* [GOAL]: Begin at the line that contains "Enumerate this screenshot's" and repeat every line from there to the end of the records below, inclusive, without adding any other line.

* [PROVIDED MATERIAL]:
_ _ _ _ _ _ _

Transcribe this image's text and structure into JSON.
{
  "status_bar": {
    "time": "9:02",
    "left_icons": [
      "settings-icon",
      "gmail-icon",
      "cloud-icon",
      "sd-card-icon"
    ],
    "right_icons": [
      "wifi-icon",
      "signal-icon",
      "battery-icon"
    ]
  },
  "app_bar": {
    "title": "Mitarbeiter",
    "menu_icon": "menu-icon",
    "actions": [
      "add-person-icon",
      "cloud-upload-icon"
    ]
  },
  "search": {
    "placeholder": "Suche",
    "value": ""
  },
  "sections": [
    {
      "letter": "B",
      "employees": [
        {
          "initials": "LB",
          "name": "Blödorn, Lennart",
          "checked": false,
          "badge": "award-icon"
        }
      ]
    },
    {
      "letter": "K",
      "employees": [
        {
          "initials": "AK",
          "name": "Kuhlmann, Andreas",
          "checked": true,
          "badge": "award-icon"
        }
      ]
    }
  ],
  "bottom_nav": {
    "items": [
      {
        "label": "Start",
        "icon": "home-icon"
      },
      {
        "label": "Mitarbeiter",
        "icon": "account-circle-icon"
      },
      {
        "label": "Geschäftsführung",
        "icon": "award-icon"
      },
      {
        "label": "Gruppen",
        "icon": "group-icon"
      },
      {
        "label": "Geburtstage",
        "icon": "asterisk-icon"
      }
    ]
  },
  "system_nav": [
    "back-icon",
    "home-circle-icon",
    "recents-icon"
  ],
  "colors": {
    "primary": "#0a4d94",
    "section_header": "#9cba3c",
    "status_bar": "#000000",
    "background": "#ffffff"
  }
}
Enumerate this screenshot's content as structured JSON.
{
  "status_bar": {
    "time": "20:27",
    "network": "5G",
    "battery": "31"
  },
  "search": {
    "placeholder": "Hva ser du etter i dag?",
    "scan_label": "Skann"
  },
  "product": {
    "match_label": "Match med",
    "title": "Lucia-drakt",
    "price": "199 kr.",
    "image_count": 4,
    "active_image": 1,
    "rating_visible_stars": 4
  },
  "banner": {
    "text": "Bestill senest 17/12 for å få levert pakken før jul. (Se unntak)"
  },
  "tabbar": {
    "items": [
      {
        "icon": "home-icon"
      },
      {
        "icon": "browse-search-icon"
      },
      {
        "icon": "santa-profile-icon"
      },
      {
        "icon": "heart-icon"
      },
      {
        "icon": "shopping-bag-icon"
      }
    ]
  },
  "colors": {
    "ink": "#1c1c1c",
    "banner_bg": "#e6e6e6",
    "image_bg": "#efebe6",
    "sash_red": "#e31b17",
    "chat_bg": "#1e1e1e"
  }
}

_ _ _ _ _ _ _

* [ANSWER TO THE PROBLEM]:
Enumerate this screenshot's content as structured JSON.
{
  "status_bar": {
    "time": "20:27",
    "network": "5G",
    "battery": "31"
  },
  "search": {
    "placeholder": "Hva ser du etter i dag?",
    "scan_label": "Skann"
  },
  "product": {
    "match_label": "Match med",
    "title": "Lucia-drakt",
    "price": "199 kr.",
    "image_count": 4,
    "active_image": 1,
    "rating_visible_stars": 4
  },
  "banner": {
    "text": "Bestill senest 17/12 for å få levert pakken før jul. (Se unntak)"
  },
  "tabbar": {
    "items": [
      {
        "icon": "home-icon"
      },
      {
        "icon": "browse-search-icon"
      },
      {
        "icon": "santa-profile-icon"
      },
      {
        "icon": "heart-icon"
      },
      {
        "icon": "shopping-bag-icon"
      }
    ]
  },
  "colors": {
    "ink": "#1c1c1c",
    "banner_bg": "#e6e6e6",
    "image_bg": "#efebe6",
    "sash_red": "#e31b17",
    "chat_bg": "#1e1e1e"
  }
}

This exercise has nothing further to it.